Given data —

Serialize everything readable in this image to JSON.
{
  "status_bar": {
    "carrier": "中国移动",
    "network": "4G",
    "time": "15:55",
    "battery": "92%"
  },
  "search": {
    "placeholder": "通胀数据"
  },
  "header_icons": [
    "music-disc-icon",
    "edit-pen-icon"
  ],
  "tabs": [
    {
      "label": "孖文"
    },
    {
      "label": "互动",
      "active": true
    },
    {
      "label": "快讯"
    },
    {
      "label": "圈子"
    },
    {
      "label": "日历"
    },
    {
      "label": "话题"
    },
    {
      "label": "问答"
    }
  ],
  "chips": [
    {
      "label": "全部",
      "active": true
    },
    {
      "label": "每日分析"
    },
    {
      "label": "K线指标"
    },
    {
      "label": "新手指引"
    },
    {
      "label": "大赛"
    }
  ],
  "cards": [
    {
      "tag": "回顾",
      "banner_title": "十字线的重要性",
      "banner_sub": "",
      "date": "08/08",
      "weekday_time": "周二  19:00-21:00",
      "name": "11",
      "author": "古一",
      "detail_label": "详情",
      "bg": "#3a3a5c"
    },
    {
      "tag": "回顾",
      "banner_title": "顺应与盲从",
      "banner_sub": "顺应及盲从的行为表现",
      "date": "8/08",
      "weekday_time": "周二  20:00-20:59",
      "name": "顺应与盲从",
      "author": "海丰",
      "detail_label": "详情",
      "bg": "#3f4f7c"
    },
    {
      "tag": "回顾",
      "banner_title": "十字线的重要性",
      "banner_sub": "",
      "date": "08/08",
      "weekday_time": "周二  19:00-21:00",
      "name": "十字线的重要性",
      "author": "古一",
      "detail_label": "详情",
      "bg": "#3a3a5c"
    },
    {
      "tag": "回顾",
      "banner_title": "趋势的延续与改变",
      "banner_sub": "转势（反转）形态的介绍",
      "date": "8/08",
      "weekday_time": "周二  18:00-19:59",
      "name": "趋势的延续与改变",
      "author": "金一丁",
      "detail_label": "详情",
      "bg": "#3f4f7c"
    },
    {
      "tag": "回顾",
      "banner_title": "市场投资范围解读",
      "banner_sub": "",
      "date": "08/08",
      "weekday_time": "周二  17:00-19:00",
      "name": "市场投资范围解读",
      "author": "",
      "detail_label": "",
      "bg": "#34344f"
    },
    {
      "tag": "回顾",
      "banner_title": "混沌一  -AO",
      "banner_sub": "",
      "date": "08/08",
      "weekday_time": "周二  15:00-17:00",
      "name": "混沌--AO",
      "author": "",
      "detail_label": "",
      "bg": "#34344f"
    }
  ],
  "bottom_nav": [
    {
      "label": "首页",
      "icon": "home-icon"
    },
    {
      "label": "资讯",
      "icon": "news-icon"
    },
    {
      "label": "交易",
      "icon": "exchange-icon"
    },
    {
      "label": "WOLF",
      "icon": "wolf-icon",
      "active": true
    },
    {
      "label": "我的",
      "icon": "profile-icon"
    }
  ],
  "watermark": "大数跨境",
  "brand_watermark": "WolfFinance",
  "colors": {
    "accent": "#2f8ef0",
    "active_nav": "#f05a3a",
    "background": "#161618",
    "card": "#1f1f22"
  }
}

...

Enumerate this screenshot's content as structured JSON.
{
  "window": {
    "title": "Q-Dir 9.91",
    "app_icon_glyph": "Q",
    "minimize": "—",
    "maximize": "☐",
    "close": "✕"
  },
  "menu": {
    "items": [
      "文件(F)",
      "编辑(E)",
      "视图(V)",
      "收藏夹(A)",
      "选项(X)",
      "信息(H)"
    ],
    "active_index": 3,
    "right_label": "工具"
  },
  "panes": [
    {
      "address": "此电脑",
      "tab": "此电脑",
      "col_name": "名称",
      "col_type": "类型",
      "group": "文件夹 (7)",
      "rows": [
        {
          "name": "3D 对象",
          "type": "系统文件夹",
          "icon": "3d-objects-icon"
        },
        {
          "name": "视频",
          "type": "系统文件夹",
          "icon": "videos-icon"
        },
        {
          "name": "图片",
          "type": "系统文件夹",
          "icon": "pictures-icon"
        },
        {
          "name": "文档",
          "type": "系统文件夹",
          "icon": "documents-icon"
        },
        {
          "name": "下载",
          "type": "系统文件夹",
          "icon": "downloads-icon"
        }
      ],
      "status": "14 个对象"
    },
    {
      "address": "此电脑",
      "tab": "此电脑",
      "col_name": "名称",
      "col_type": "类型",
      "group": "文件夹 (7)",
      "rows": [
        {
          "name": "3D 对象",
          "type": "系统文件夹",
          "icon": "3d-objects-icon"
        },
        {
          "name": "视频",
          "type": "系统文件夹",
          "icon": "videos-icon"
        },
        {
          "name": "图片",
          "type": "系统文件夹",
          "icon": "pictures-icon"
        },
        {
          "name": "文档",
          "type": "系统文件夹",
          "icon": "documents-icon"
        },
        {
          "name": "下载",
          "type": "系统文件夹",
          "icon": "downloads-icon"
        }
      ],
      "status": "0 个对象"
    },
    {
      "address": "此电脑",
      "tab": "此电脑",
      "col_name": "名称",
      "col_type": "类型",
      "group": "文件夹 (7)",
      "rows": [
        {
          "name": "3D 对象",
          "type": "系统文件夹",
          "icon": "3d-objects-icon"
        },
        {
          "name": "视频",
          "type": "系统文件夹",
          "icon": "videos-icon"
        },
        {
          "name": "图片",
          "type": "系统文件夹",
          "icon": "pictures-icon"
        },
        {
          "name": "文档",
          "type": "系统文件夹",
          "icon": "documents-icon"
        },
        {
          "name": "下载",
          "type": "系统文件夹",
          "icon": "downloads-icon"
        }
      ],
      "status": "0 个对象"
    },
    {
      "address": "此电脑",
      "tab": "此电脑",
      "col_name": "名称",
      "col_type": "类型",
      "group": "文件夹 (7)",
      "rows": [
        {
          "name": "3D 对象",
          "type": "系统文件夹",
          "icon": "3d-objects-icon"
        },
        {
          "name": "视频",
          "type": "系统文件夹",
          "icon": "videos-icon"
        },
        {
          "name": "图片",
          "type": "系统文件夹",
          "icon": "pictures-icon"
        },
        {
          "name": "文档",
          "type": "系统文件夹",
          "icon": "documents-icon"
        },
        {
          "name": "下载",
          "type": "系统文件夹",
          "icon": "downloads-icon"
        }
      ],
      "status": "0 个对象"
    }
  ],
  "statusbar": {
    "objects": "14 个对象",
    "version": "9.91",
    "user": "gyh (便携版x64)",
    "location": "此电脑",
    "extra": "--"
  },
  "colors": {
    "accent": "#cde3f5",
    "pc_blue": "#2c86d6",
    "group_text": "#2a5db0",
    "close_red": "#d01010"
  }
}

--

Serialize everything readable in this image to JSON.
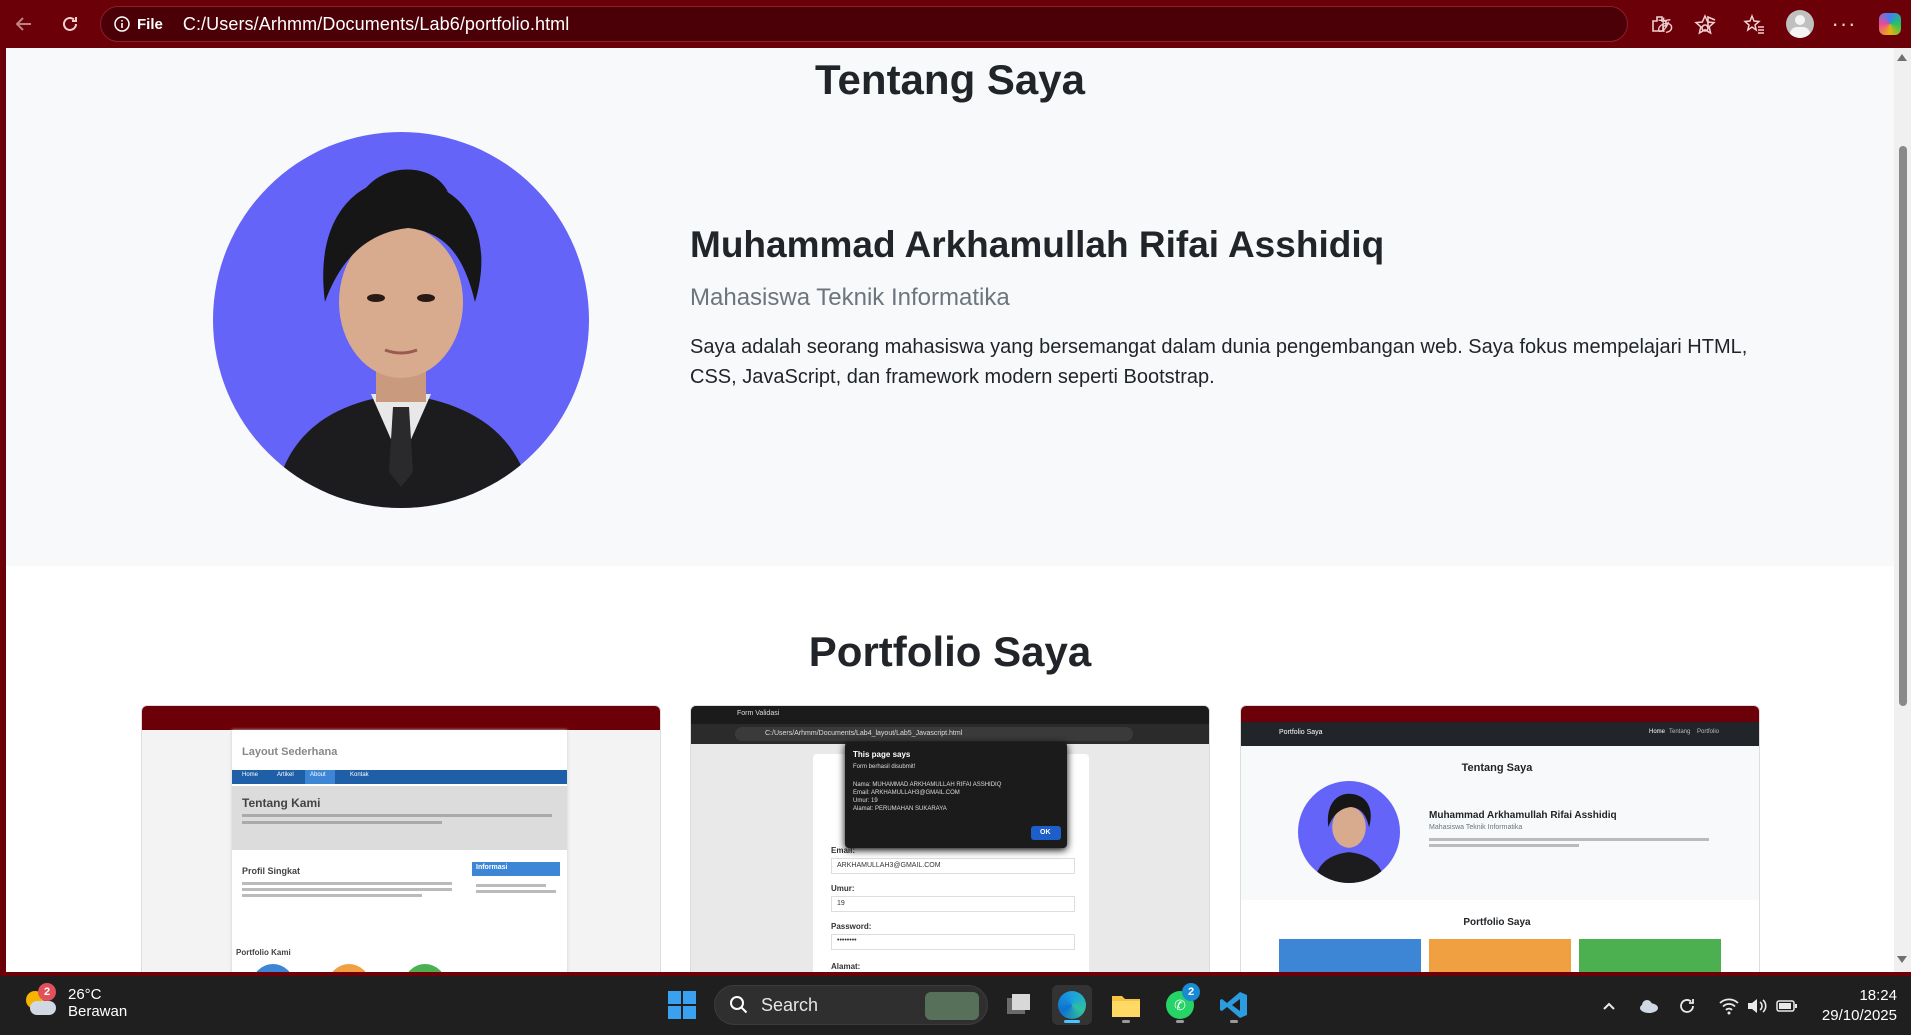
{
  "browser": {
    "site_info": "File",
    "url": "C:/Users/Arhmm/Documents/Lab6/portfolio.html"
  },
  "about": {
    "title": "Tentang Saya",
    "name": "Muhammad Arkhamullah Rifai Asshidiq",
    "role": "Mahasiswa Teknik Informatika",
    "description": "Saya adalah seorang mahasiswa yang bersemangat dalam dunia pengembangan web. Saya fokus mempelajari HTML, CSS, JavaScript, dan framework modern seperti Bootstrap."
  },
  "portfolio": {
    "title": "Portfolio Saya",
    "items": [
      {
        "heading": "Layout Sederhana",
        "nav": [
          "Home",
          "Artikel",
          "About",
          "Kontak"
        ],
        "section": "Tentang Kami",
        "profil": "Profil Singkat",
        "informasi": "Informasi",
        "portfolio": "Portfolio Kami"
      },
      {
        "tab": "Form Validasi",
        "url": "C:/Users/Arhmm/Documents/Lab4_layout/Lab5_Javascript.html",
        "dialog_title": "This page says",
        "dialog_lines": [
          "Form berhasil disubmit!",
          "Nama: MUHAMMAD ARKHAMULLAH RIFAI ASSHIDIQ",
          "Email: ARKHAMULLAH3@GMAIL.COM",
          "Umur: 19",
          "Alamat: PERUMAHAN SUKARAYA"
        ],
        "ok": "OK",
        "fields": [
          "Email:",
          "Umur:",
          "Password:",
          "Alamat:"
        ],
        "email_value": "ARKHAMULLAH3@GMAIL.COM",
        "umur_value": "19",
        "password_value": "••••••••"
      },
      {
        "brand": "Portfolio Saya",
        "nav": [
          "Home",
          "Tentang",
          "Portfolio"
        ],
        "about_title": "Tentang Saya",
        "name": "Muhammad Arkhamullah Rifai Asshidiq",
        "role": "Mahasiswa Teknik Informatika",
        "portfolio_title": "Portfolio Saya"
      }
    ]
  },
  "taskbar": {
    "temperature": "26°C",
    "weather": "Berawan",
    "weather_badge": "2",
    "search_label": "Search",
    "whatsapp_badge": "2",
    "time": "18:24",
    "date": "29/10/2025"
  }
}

Task statement —
Extract all lines that hold the word "role".

Result for this task —
    "role": "Mahasiswa Teknik Informatika",
        "role": "Mahasiswa Teknik Informatika",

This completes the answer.